• _Exercise_
Rewrite the lines from the very first one up to and including the line with "scan-speck [49,48,55,53]", putting "signature-mark" in place of "signature-dot" and changing nothing else.

# Given records start

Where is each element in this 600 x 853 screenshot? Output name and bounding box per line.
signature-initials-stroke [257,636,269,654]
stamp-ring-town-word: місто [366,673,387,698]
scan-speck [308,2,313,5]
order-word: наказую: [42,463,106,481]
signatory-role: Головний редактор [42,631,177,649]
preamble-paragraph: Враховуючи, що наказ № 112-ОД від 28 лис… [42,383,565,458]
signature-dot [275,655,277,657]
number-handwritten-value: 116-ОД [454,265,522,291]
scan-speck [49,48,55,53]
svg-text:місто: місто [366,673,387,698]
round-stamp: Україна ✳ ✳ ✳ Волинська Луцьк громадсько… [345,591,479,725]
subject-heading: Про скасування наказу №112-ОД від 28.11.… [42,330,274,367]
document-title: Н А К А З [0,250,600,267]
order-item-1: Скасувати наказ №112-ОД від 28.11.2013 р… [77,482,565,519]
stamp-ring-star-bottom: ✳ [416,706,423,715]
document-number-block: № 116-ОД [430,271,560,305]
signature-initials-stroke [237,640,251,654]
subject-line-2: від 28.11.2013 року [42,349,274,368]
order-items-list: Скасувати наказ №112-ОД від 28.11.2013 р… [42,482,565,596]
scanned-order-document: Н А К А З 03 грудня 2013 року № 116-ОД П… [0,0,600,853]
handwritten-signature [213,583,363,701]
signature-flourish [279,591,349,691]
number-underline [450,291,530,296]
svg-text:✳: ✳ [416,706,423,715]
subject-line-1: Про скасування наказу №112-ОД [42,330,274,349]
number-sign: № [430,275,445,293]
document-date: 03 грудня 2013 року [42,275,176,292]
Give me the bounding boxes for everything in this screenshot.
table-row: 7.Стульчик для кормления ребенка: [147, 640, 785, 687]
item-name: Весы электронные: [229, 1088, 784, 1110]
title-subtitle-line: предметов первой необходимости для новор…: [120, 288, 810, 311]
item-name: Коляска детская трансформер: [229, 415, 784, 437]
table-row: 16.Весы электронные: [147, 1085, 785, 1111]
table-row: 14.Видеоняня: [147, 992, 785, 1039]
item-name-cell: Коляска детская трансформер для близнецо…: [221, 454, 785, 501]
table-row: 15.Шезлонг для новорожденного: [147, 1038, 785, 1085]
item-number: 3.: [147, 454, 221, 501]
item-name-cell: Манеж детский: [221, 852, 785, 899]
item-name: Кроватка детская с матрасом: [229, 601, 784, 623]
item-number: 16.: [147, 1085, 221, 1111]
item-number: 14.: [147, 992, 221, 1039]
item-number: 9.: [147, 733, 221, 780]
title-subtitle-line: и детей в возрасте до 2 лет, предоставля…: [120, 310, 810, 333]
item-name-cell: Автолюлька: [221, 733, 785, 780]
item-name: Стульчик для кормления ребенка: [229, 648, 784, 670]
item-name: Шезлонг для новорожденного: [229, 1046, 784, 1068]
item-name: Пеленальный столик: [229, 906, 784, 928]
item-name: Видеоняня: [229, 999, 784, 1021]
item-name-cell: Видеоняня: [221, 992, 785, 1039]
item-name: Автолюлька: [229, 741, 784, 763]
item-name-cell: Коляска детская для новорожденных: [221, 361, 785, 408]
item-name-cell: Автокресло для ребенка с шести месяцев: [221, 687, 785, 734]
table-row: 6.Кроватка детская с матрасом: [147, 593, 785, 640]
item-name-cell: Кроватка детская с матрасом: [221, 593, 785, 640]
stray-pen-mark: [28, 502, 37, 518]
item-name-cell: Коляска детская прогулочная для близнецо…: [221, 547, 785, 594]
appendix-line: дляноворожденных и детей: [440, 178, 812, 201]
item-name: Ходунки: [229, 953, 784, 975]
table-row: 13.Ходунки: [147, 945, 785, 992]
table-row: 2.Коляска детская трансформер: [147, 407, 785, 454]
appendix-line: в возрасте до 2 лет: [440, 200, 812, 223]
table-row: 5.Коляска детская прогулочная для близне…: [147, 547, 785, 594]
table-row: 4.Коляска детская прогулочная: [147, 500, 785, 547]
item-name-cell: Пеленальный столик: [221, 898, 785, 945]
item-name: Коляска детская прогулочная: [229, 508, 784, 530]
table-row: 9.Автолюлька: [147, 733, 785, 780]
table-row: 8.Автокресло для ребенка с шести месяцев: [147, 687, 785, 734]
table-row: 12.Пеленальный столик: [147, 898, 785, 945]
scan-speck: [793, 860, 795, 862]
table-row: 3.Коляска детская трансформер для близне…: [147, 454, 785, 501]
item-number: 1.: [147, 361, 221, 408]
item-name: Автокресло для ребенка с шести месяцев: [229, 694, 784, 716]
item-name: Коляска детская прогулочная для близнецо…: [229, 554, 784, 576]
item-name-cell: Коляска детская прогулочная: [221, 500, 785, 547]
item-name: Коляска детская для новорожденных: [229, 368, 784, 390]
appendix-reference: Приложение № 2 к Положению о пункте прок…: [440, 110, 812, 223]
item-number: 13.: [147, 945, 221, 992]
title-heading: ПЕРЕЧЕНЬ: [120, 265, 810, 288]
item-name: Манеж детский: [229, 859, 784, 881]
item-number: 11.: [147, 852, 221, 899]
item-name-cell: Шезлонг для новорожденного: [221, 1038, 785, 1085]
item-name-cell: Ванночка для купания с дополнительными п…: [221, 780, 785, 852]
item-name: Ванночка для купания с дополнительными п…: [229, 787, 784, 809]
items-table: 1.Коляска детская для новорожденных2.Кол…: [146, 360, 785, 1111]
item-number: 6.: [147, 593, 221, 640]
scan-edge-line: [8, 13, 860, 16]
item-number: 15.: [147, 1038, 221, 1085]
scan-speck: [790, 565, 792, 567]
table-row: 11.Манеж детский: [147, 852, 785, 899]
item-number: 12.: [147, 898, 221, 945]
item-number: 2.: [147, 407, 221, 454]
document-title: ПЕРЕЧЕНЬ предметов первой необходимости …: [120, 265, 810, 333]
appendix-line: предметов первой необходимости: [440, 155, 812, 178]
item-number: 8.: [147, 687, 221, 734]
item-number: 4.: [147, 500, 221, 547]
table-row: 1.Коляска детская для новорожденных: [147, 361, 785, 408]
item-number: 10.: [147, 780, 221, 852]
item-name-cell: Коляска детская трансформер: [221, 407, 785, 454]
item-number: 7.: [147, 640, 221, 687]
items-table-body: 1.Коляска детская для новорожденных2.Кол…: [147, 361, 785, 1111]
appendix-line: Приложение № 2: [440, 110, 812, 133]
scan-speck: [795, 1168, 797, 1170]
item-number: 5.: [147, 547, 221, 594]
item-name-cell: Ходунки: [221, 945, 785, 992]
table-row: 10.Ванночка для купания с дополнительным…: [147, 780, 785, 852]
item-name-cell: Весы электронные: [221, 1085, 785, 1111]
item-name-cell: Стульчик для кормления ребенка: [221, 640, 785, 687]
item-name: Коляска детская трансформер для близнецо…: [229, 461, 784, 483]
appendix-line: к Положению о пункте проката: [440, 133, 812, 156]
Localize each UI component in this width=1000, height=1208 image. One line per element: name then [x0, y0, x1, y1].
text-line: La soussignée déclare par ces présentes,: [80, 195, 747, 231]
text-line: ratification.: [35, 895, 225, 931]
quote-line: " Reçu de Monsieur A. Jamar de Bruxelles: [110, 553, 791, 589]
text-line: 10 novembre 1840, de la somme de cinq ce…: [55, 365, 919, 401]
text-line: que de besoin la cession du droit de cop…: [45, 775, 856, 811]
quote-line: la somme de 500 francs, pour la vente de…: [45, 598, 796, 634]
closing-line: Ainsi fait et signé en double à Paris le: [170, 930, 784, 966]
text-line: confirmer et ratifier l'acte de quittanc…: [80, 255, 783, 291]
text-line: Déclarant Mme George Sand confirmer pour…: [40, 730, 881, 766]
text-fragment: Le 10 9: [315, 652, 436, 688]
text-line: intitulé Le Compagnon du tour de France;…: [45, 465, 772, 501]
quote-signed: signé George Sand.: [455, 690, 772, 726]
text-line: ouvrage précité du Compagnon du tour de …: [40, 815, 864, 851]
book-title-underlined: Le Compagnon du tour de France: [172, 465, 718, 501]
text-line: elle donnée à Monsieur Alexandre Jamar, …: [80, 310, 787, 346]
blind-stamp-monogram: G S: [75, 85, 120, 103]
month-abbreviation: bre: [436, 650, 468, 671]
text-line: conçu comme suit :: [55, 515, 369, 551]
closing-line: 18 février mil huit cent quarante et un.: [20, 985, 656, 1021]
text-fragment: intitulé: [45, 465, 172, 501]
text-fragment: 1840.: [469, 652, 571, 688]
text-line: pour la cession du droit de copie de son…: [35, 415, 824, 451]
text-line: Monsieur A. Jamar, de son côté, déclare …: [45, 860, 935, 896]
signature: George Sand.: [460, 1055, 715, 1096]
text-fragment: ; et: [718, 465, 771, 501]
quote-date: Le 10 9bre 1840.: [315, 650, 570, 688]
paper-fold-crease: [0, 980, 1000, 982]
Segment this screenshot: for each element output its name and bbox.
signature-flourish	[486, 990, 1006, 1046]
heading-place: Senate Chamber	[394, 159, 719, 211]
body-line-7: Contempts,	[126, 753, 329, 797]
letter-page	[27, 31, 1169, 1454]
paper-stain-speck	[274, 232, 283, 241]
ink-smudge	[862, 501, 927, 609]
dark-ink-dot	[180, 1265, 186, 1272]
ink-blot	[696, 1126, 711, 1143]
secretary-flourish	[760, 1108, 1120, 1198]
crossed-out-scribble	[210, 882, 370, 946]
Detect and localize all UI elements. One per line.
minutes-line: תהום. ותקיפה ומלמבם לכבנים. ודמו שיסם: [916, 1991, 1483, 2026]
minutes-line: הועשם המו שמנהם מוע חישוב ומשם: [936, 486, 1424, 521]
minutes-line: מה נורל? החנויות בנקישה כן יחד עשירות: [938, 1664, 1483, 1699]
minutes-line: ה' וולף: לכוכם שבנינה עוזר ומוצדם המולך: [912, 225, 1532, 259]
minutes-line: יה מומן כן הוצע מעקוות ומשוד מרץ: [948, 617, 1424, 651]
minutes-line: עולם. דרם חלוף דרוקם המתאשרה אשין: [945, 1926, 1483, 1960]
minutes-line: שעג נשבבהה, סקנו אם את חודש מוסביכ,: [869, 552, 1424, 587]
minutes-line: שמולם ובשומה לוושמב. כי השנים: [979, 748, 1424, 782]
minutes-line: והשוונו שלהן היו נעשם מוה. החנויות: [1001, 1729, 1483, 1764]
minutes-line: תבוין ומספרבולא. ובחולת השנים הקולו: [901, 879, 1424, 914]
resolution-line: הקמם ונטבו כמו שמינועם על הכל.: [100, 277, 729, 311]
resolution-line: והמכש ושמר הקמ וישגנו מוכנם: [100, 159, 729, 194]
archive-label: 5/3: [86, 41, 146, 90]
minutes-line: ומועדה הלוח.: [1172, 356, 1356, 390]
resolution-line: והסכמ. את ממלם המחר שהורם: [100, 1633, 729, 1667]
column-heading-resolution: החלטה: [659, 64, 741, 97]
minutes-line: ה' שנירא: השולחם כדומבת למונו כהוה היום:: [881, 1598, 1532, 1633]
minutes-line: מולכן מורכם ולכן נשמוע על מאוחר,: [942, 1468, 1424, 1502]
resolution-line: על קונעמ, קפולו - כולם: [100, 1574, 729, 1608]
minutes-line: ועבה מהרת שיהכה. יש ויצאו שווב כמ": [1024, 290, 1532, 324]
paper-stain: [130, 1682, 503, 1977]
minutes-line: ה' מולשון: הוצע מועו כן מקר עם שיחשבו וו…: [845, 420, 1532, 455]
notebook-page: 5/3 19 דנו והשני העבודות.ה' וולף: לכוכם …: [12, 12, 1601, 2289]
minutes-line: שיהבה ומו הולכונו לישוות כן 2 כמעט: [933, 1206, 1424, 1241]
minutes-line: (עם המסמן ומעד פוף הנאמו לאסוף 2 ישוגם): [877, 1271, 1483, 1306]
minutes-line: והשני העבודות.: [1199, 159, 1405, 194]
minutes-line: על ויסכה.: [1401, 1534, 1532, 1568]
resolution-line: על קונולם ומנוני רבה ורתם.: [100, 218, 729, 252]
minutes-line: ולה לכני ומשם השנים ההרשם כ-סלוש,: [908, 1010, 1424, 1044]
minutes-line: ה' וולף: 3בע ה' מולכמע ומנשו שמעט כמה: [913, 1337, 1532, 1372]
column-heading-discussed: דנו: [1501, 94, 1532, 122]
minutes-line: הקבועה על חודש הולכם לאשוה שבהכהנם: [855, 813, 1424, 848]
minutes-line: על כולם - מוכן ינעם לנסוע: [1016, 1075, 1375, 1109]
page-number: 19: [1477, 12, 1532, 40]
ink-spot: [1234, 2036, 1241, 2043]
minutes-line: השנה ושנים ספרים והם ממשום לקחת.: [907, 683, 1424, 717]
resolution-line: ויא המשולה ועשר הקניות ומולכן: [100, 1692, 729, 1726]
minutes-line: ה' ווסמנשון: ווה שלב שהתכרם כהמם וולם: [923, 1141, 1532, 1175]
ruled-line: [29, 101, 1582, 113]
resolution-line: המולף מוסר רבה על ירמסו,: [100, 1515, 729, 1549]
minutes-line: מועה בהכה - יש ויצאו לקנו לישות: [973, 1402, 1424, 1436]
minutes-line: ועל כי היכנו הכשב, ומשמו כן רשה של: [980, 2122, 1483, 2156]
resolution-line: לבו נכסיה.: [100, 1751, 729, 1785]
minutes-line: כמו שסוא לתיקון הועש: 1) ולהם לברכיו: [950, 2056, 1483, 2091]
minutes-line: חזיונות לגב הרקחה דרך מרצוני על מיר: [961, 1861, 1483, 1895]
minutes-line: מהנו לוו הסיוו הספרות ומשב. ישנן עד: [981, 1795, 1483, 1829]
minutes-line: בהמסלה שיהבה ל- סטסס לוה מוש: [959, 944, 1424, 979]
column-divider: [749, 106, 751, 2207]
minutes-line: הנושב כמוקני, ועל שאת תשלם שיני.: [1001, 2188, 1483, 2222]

# Given records end

• _Written answer_
Where is each element in this 600 x 853 screenshot? Output name and bounding box per line.
signature-initials-stroke [257,636,269,654]
stamp-ring-town-word: місто [366,673,387,698]
scan-speck [308,2,313,5]
order-word: наказую: [42,463,106,481]
signatory-role: Головний редактор [42,631,177,649]
preamble-paragraph: Враховуючи, що наказ № 112-ОД від 28 лис… [42,383,565,458]
signature-mark [275,655,277,657]
number-handwritten-value: 116-ОД [454,265,522,291]
scan-speck [49,48,55,53]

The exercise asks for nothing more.